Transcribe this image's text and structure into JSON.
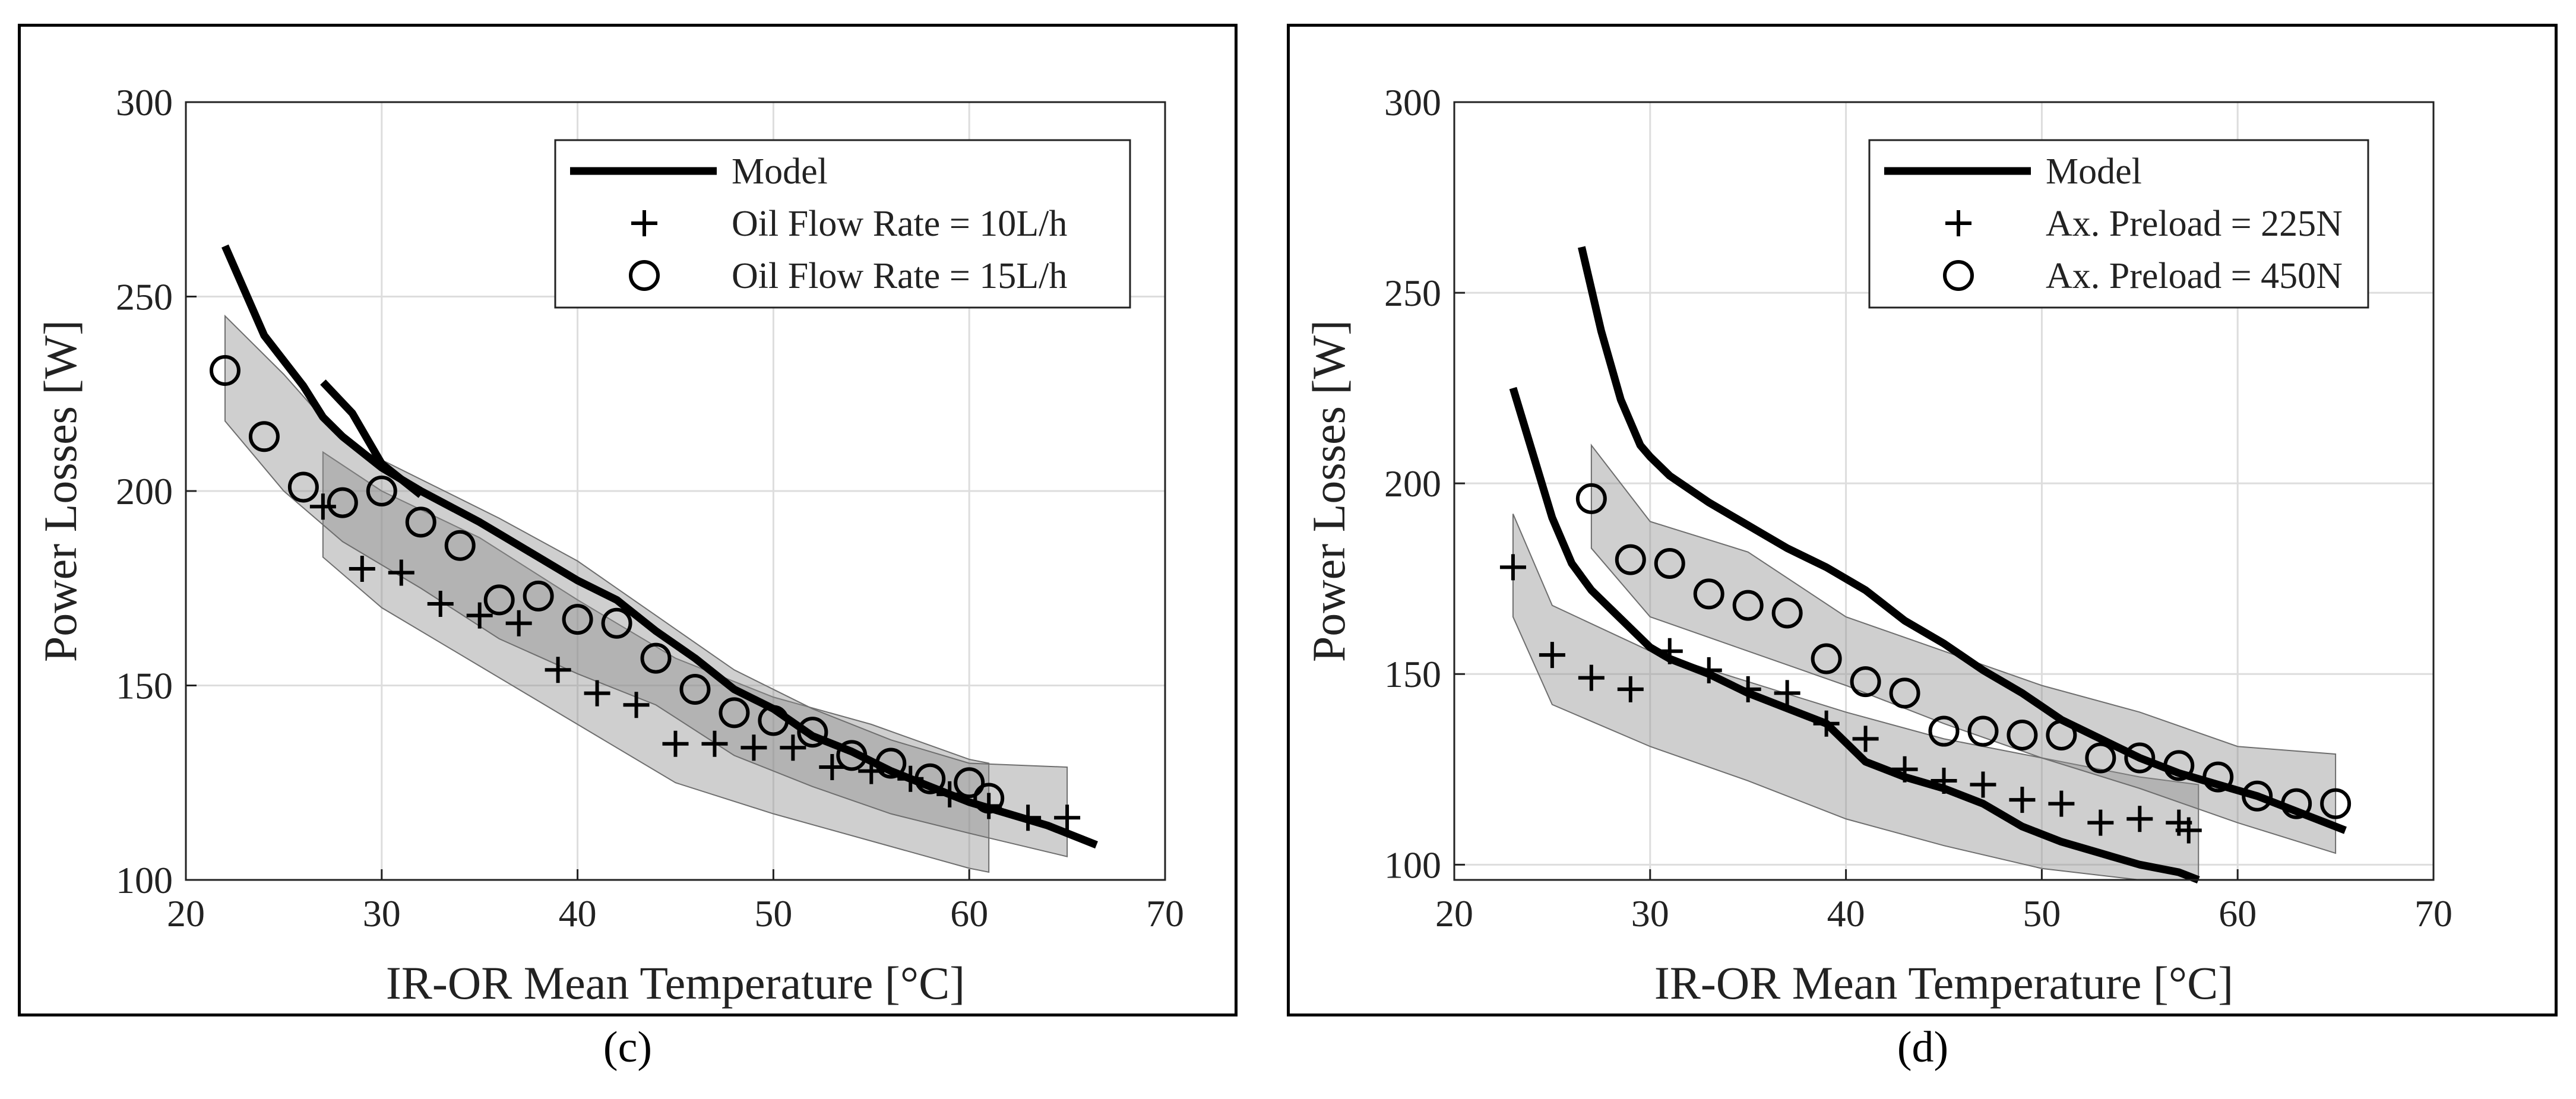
{
  "captions": {
    "c": "(c)",
    "d": "(d)"
  },
  "chart_data": [
    {
      "type": "line",
      "panel": "c",
      "xlabel": "IR-OR Mean Temperature [°C]",
      "ylabel": "Power Losses [W]",
      "xlim": [
        20,
        70
      ],
      "ylim": [
        100,
        300
      ],
      "xticks": [
        20,
        30,
        40,
        50,
        60,
        70
      ],
      "yticks": [
        100,
        150,
        200,
        250,
        300
      ],
      "grid": true,
      "legend_position": "top-right",
      "legend": [
        "Model",
        "Oil Flow Rate = 10L/h",
        "Oil Flow Rate = 15L/h"
      ],
      "bands": [
        {
          "name": "10L/h band",
          "x": [
            27,
            30,
            35,
            40,
            45,
            50,
            55,
            60,
            61
          ],
          "lower": [
            183,
            170,
            155,
            140,
            125,
            117,
            110,
            103,
            102
          ],
          "upper": [
            210,
            200,
            188,
            172,
            157,
            147,
            140,
            131,
            130
          ]
        },
        {
          "name": "15L/h band",
          "x": [
            22,
            25,
            28,
            32,
            36,
            40,
            44,
            48,
            52,
            56,
            60,
            65
          ],
          "lower": [
            218,
            200,
            187,
            175,
            162,
            153,
            145,
            132,
            124,
            117,
            112,
            106
          ],
          "upper": [
            245,
            230,
            213,
            203,
            193,
            182,
            168,
            154,
            144,
            136,
            130,
            129
          ]
        }
      ],
      "series": [
        {
          "name": "Model",
          "marker": "line",
          "x": [
            22,
            24,
            26,
            27,
            28,
            30,
            32,
            35,
            38,
            40,
            42,
            44,
            46,
            48,
            50,
            52,
            54,
            56,
            58,
            60,
            62,
            64,
            66.5
          ],
          "y": [
            263,
            240,
            227,
            219,
            214,
            206,
            200,
            192,
            183,
            177,
            172,
            164,
            157,
            149,
            144,
            137,
            133,
            128,
            124,
            120,
            117,
            114,
            109
          ]
        },
        {
          "name": "Model (10L/h)",
          "marker": "line",
          "x": [
            27,
            28.5,
            30,
            32
          ],
          "y": [
            228,
            220,
            207,
            199
          ]
        },
        {
          "name": "Oil Flow Rate = 10L/h",
          "marker": "+",
          "x": [
            27,
            29,
            31,
            33,
            35,
            37,
            39,
            41,
            43,
            45,
            47,
            49,
            51,
            53,
            55,
            57,
            59,
            61,
            63,
            65
          ],
          "y": [
            196,
            180,
            179,
            171,
            168,
            166,
            154,
            148,
            145,
            135,
            135,
            134,
            134,
            129,
            128,
            126,
            122,
            119,
            116,
            116
          ]
        },
        {
          "name": "Oil Flow Rate = 15L/h",
          "marker": "o",
          "x": [
            22,
            24,
            26,
            28,
            30,
            32,
            34,
            36,
            38,
            40,
            42,
            44,
            46,
            48,
            50,
            52,
            54,
            56,
            58,
            60,
            61
          ],
          "y": [
            231,
            214,
            201,
            197,
            200,
            192,
            186,
            172,
            173,
            167,
            166,
            157,
            149,
            143,
            141,
            138,
            132,
            130,
            126,
            125,
            121
          ]
        }
      ]
    },
    {
      "type": "line",
      "panel": "d",
      "xlabel": "IR-OR Mean Temperature [°C]",
      "ylabel": "Power Losses [W]",
      "xlim": [
        20,
        70
      ],
      "ylim": [
        96,
        300
      ],
      "xticks": [
        20,
        30,
        40,
        50,
        60,
        70
      ],
      "yticks": [
        100,
        150,
        200,
        250,
        300
      ],
      "grid": true,
      "legend_position": "top-right",
      "legend": [
        "Model",
        "Ax. Preload = 225N",
        "Ax. Preload = 450N"
      ],
      "bands": [
        {
          "name": "225N band",
          "x": [
            23,
            25,
            30,
            35,
            40,
            45,
            50,
            55,
            58
          ],
          "lower": [
            165,
            142,
            131,
            122,
            112,
            105,
            99,
            96,
            96
          ],
          "upper": [
            192,
            168,
            156,
            148,
            140,
            133,
            128,
            123,
            121
          ]
        },
        {
          "name": "450N band",
          "x": [
            27,
            30,
            35,
            40,
            45,
            50,
            55,
            60,
            65
          ],
          "lower": [
            183,
            165,
            156,
            147,
            137,
            128,
            120,
            111,
            103
          ],
          "upper": [
            210,
            190,
            182,
            165,
            156,
            147,
            140,
            131,
            129
          ]
        }
      ],
      "series": [
        {
          "name": "Model (450N)",
          "marker": "line",
          "x": [
            26.5,
            27.5,
            28.5,
            29.5,
            30,
            31,
            33,
            35,
            37,
            39,
            41,
            43,
            45,
            47,
            49,
            51,
            53,
            55,
            57,
            59,
            61,
            63,
            65.5
          ],
          "y": [
            262,
            240,
            222,
            210,
            207,
            202,
            195,
            189,
            183,
            178,
            172,
            164,
            158,
            151,
            145,
            138,
            133,
            128,
            124,
            121,
            118,
            114,
            109
          ]
        },
        {
          "name": "Model (225N)",
          "marker": "line",
          "x": [
            23,
            24,
            25,
            26,
            27,
            28,
            29,
            30,
            31,
            33,
            35,
            37,
            39,
            41,
            43,
            45,
            47,
            49,
            51,
            53,
            55,
            57,
            58
          ],
          "y": [
            225,
            208,
            191,
            179,
            172,
            167,
            162,
            157,
            154,
            150,
            145,
            141,
            137,
            127,
            123,
            120,
            116,
            110,
            106,
            103,
            100,
            98,
            96
          ]
        },
        {
          "name": "Ax. Preload = 225N",
          "marker": "+",
          "x": [
            23,
            25,
            27,
            29,
            31,
            33,
            35,
            37,
            39,
            41,
            43,
            45,
            47,
            49,
            51,
            53,
            55,
            57,
            57.5
          ],
          "y": [
            178,
            155,
            149,
            146,
            156,
            151,
            146,
            145,
            137,
            133,
            125,
            122,
            121,
            117,
            116,
            111,
            112,
            111,
            109
          ]
        },
        {
          "name": "Ax. Preload = 450N",
          "marker": "o",
          "x": [
            27,
            29,
            31,
            33,
            35,
            37,
            39,
            41,
            43,
            45,
            47,
            49,
            51,
            53,
            55,
            57,
            59,
            61,
            63,
            65
          ],
          "y": [
            196,
            180,
            179,
            171,
            168,
            166,
            154,
            148,
            145,
            135,
            135,
            134,
            134,
            128,
            128,
            126,
            123,
            118,
            116,
            116
          ]
        }
      ]
    }
  ]
}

§ The task
Set down the material above as is, without any pictures.

§ Task solution
Transcribe this image's text and structure into JSON.
{
  "captions": {
    "c": "(c)",
    "d": "(d)"
  },
  "chart_data": [
    {
      "type": "line",
      "panel": "c",
      "xlabel": "IR-OR Mean Temperature [°C]",
      "ylabel": "Power Losses [W]",
      "xlim": [
        20,
        70
      ],
      "ylim": [
        100,
        300
      ],
      "xticks": [
        20,
        30,
        40,
        50,
        60,
        70
      ],
      "yticks": [
        100,
        150,
        200,
        250,
        300
      ],
      "grid": true,
      "legend_position": "top-right",
      "legend": [
        "Model",
        "Oil Flow Rate = 10L/h",
        "Oil Flow Rate = 15L/h"
      ],
      "bands": [
        {
          "name": "10L/h band",
          "x": [
            27,
            30,
            35,
            40,
            45,
            50,
            55,
            60,
            61
          ],
          "lower": [
            183,
            170,
            155,
            140,
            125,
            117,
            110,
            103,
            102
          ],
          "upper": [
            210,
            200,
            188,
            172,
            157,
            147,
            140,
            131,
            130
          ]
        },
        {
          "name": "15L/h band",
          "x": [
            22,
            25,
            28,
            32,
            36,
            40,
            44,
            48,
            52,
            56,
            60,
            65
          ],
          "lower": [
            218,
            200,
            187,
            175,
            162,
            153,
            145,
            132,
            124,
            117,
            112,
            106
          ],
          "upper": [
            245,
            230,
            213,
            203,
            193,
            182,
            168,
            154,
            144,
            136,
            130,
            129
          ]
        }
      ],
      "series": [
        {
          "name": "Model",
          "marker": "line",
          "x": [
            22,
            24,
            26,
            27,
            28,
            30,
            32,
            35,
            38,
            40,
            42,
            44,
            46,
            48,
            50,
            52,
            54,
            56,
            58,
            60,
            62,
            64,
            66.5
          ],
          "y": [
            263,
            240,
            227,
            219,
            214,
            206,
            200,
            192,
            183,
            177,
            172,
            164,
            157,
            149,
            144,
            137,
            133,
            128,
            124,
            120,
            117,
            114,
            109
          ]
        },
        {
          "name": "Model (10L/h)",
          "marker": "line",
          "x": [
            27,
            28.5,
            30,
            32
          ],
          "y": [
            228,
            220,
            207,
            199
          ]
        },
        {
          "name": "Oil Flow Rate = 10L/h",
          "marker": "+",
          "x": [
            27,
            29,
            31,
            33,
            35,
            37,
            39,
            41,
            43,
            45,
            47,
            49,
            51,
            53,
            55,
            57,
            59,
            61,
            63,
            65
          ],
          "y": [
            196,
            180,
            179,
            171,
            168,
            166,
            154,
            148,
            145,
            135,
            135,
            134,
            134,
            129,
            128,
            126,
            122,
            119,
            116,
            116
          ]
        },
        {
          "name": "Oil Flow Rate = 15L/h",
          "marker": "o",
          "x": [
            22,
            24,
            26,
            28,
            30,
            32,
            34,
            36,
            38,
            40,
            42,
            44,
            46,
            48,
            50,
            52,
            54,
            56,
            58,
            60,
            61
          ],
          "y": [
            231,
            214,
            201,
            197,
            200,
            192,
            186,
            172,
            173,
            167,
            166,
            157,
            149,
            143,
            141,
            138,
            132,
            130,
            126,
            125,
            121
          ]
        }
      ]
    },
    {
      "type": "line",
      "panel": "d",
      "xlabel": "IR-OR Mean Temperature [°C]",
      "ylabel": "Power Losses [W]",
      "xlim": [
        20,
        70
      ],
      "ylim": [
        96,
        300
      ],
      "xticks": [
        20,
        30,
        40,
        50,
        60,
        70
      ],
      "yticks": [
        100,
        150,
        200,
        250,
        300
      ],
      "grid": true,
      "legend_position": "top-right",
      "legend": [
        "Model",
        "Ax. Preload = 225N",
        "Ax. Preload = 450N"
      ],
      "bands": [
        {
          "name": "225N band",
          "x": [
            23,
            25,
            30,
            35,
            40,
            45,
            50,
            55,
            58
          ],
          "lower": [
            165,
            142,
            131,
            122,
            112,
            105,
            99,
            96,
            96
          ],
          "upper": [
            192,
            168,
            156,
            148,
            140,
            133,
            128,
            123,
            121
          ]
        },
        {
          "name": "450N band",
          "x": [
            27,
            30,
            35,
            40,
            45,
            50,
            55,
            60,
            65
          ],
          "lower": [
            183,
            165,
            156,
            147,
            137,
            128,
            120,
            111,
            103
          ],
          "upper": [
            210,
            190,
            182,
            165,
            156,
            147,
            140,
            131,
            129
          ]
        }
      ],
      "series": [
        {
          "name": "Model (450N)",
          "marker": "line",
          "x": [
            26.5,
            27.5,
            28.5,
            29.5,
            30,
            31,
            33,
            35,
            37,
            39,
            41,
            43,
            45,
            47,
            49,
            51,
            53,
            55,
            57,
            59,
            61,
            63,
            65.5
          ],
          "y": [
            262,
            240,
            222,
            210,
            207,
            202,
            195,
            189,
            183,
            178,
            172,
            164,
            158,
            151,
            145,
            138,
            133,
            128,
            124,
            121,
            118,
            114,
            109
          ]
        },
        {
          "name": "Model (225N)",
          "marker": "line",
          "x": [
            23,
            24,
            25,
            26,
            27,
            28,
            29,
            30,
            31,
            33,
            35,
            37,
            39,
            41,
            43,
            45,
            47,
            49,
            51,
            53,
            55,
            57,
            58
          ],
          "y": [
            225,
            208,
            191,
            179,
            172,
            167,
            162,
            157,
            154,
            150,
            145,
            141,
            137,
            127,
            123,
            120,
            116,
            110,
            106,
            103,
            100,
            98,
            96
          ]
        },
        {
          "name": "Ax. Preload = 225N",
          "marker": "+",
          "x": [
            23,
            25,
            27,
            29,
            31,
            33,
            35,
            37,
            39,
            41,
            43,
            45,
            47,
            49,
            51,
            53,
            55,
            57,
            57.5
          ],
          "y": [
            178,
            155,
            149,
            146,
            156,
            151,
            146,
            145,
            137,
            133,
            125,
            122,
            121,
            117,
            116,
            111,
            112,
            111,
            109
          ]
        },
        {
          "name": "Ax. Preload = 450N",
          "marker": "o",
          "x": [
            27,
            29,
            31,
            33,
            35,
            37,
            39,
            41,
            43,
            45,
            47,
            49,
            51,
            53,
            55,
            57,
            59,
            61,
            63,
            65
          ],
          "y": [
            196,
            180,
            179,
            171,
            168,
            166,
            154,
            148,
            145,
            135,
            135,
            134,
            134,
            128,
            128,
            126,
            123,
            118,
            116,
            116
          ]
        }
      ]
    }
  ]
}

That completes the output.